● **AIM**
Rewrite the rows from the start through the line containing "- step1-text: 1.检查准直仪是否已经配网成功。若未配网请: [64, 309, 503, 334]", changing "bounding box" to "enclosing rectangle" and keeping everything else the same.

● **TASK DATA**
[start]
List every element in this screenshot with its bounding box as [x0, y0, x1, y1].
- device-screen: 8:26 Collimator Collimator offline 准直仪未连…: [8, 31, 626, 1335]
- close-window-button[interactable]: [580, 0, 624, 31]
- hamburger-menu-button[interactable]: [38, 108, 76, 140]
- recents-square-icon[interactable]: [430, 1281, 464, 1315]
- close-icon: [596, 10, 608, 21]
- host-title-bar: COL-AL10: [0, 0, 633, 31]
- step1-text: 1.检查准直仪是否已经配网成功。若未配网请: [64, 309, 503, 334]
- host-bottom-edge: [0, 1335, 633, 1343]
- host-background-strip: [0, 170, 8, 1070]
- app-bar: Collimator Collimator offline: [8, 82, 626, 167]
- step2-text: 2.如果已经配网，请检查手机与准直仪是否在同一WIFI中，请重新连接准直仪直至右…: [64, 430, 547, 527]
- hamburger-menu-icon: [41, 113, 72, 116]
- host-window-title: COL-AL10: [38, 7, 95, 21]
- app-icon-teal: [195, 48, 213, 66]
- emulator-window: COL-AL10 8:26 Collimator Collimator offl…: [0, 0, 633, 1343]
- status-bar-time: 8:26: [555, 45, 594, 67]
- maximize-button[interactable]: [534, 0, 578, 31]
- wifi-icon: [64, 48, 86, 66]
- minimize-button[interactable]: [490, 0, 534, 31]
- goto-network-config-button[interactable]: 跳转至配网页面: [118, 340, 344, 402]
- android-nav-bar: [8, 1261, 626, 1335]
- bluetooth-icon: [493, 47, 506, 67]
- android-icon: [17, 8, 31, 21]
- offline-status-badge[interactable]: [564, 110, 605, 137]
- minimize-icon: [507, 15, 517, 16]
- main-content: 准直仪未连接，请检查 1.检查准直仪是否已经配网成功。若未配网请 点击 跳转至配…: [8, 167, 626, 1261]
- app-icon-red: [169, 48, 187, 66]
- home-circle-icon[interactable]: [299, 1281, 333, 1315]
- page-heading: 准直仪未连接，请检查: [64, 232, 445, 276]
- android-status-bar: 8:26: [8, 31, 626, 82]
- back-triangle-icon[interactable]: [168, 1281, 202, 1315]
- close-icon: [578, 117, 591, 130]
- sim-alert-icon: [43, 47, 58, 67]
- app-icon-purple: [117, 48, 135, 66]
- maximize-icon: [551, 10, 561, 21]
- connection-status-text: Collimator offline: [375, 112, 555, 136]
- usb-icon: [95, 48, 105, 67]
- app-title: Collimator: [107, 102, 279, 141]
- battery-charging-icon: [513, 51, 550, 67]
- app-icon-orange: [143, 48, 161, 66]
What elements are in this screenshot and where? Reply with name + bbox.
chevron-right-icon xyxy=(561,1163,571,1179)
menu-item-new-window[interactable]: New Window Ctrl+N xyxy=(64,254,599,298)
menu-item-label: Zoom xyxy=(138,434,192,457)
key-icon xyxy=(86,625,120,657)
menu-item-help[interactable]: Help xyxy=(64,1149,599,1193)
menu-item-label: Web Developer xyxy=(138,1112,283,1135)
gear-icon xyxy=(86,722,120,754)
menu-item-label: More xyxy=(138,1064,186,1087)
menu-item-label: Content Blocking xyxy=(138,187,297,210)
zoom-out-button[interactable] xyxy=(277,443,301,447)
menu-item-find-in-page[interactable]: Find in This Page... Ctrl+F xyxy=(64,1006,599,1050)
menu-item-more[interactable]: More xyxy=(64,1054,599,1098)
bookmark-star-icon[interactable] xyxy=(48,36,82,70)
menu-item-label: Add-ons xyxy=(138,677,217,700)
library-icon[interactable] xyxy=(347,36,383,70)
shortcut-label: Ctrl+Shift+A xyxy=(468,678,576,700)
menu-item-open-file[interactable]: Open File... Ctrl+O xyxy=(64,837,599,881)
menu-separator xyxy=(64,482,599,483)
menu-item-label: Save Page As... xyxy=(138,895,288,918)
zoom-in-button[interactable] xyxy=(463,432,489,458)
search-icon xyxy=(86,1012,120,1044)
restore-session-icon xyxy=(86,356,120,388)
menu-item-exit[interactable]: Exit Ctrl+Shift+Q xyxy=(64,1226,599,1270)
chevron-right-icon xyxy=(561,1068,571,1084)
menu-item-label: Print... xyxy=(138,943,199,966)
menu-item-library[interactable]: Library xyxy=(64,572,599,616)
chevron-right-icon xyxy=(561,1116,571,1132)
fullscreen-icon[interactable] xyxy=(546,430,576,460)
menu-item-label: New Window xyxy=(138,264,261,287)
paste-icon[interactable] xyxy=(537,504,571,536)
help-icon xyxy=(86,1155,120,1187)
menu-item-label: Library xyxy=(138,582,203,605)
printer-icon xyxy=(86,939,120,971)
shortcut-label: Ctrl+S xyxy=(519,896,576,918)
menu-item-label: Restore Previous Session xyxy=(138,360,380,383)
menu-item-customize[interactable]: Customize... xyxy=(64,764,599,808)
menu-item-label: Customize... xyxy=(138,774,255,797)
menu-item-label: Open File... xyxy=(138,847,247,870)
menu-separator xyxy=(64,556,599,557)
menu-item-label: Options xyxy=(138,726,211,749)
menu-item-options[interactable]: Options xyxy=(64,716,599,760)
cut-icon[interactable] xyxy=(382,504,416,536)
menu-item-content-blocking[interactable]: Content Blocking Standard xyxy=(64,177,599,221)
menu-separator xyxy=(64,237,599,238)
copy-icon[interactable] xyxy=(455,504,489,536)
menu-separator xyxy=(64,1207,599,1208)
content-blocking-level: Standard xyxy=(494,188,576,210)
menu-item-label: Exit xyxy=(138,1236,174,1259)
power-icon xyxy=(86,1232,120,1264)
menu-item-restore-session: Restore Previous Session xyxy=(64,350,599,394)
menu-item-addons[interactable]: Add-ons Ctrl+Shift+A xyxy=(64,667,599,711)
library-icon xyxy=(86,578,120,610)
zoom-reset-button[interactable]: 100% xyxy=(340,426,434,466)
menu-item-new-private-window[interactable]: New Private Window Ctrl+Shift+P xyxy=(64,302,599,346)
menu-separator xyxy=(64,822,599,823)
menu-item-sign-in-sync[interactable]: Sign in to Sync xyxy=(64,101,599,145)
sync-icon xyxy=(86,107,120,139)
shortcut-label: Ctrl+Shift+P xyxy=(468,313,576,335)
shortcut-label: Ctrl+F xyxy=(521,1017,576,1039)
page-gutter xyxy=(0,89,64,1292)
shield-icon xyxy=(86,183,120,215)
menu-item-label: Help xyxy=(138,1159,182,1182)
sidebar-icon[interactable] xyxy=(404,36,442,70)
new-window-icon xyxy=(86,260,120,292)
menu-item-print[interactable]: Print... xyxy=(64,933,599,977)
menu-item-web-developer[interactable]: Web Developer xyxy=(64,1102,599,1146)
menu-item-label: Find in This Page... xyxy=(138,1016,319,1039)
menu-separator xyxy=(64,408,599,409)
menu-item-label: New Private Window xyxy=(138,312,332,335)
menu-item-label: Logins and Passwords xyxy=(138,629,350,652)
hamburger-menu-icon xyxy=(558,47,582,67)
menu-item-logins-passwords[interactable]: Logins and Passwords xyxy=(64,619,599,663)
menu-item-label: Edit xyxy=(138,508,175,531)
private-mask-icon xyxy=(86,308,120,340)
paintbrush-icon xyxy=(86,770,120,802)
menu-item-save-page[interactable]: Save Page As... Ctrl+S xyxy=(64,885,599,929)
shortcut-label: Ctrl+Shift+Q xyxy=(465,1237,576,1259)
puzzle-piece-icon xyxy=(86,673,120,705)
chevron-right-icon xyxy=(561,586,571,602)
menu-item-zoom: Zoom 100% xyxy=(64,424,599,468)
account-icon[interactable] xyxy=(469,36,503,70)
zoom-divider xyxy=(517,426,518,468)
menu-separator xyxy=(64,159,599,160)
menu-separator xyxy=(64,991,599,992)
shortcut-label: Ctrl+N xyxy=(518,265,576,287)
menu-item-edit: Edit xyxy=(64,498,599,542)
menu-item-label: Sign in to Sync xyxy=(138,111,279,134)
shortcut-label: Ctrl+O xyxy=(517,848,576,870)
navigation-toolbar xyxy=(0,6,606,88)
[end]
● **RESULT**
List every element in this screenshot with its enclosing rectangle as [x0, y0, x1, y1].
- device-screen: 8:26 Collimator Collimator offline 准直仪未连…: [8, 31, 626, 1335]
- close-window-button[interactable]: [580, 0, 624, 31]
- hamburger-menu-button[interactable]: [38, 108, 76, 140]
- recents-square-icon[interactable]: [430, 1281, 464, 1315]
- close-icon: [596, 10, 608, 21]
- host-title-bar: COL-AL10: [0, 0, 633, 31]
- step1-text: 1.检查准直仪是否已经配网成功。若未配网请: [64, 309, 503, 334]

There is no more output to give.